━━━━━ DATA IN THIS EXERCISE ━━━━━

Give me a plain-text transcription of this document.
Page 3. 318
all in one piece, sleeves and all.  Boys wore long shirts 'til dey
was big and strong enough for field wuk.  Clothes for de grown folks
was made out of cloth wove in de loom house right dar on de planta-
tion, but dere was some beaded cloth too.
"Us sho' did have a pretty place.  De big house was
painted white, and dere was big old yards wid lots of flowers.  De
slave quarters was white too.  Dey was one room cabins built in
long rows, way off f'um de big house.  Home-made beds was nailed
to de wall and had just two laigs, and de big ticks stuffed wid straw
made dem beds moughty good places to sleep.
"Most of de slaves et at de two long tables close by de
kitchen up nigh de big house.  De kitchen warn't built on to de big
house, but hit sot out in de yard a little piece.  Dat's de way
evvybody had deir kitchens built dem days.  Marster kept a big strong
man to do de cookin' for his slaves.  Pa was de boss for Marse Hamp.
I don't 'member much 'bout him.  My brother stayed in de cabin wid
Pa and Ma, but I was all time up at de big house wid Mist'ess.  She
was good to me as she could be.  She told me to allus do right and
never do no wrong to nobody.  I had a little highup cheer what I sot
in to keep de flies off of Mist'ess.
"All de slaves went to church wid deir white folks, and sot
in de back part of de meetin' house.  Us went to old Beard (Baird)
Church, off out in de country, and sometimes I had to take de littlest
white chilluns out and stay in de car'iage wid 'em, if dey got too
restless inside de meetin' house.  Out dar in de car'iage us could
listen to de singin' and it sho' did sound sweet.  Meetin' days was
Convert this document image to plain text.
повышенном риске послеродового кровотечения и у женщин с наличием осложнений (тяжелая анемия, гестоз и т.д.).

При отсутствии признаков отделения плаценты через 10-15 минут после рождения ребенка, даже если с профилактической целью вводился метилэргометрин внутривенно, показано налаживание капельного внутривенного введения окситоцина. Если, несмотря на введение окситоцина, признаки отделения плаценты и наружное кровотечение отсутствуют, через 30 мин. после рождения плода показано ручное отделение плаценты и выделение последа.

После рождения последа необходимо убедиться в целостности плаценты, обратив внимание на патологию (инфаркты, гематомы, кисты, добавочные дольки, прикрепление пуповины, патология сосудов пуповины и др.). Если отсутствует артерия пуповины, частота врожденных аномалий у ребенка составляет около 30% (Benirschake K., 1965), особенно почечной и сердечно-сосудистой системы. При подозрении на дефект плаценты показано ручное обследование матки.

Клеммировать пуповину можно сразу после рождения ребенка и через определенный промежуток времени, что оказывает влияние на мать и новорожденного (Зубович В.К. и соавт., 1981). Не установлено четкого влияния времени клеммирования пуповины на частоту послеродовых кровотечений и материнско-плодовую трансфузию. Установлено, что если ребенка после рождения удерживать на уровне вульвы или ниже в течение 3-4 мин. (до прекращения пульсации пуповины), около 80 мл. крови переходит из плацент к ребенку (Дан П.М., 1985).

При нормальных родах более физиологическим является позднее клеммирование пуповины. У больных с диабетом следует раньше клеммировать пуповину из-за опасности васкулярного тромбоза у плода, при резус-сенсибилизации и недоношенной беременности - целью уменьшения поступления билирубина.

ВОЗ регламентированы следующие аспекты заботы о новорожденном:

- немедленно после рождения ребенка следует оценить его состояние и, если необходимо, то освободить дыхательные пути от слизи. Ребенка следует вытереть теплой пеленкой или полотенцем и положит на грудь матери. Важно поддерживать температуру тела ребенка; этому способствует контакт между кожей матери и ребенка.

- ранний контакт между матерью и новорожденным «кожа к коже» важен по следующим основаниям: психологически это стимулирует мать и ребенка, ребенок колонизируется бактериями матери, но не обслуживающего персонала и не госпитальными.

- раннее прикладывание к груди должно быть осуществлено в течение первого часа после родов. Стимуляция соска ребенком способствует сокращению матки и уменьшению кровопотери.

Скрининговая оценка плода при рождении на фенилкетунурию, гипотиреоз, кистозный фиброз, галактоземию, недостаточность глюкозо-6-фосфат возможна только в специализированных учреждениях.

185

━━━━━

◆ **EXERCISE BRIEF**
Extract each line holding the string "strong".

◆ **SOLUTION TO THIS PROBLEM**
was big and strong enough for field wuk.  Clothes for de grown folks
evvybody had deir kitchens built dem days.  Marster kept a big strong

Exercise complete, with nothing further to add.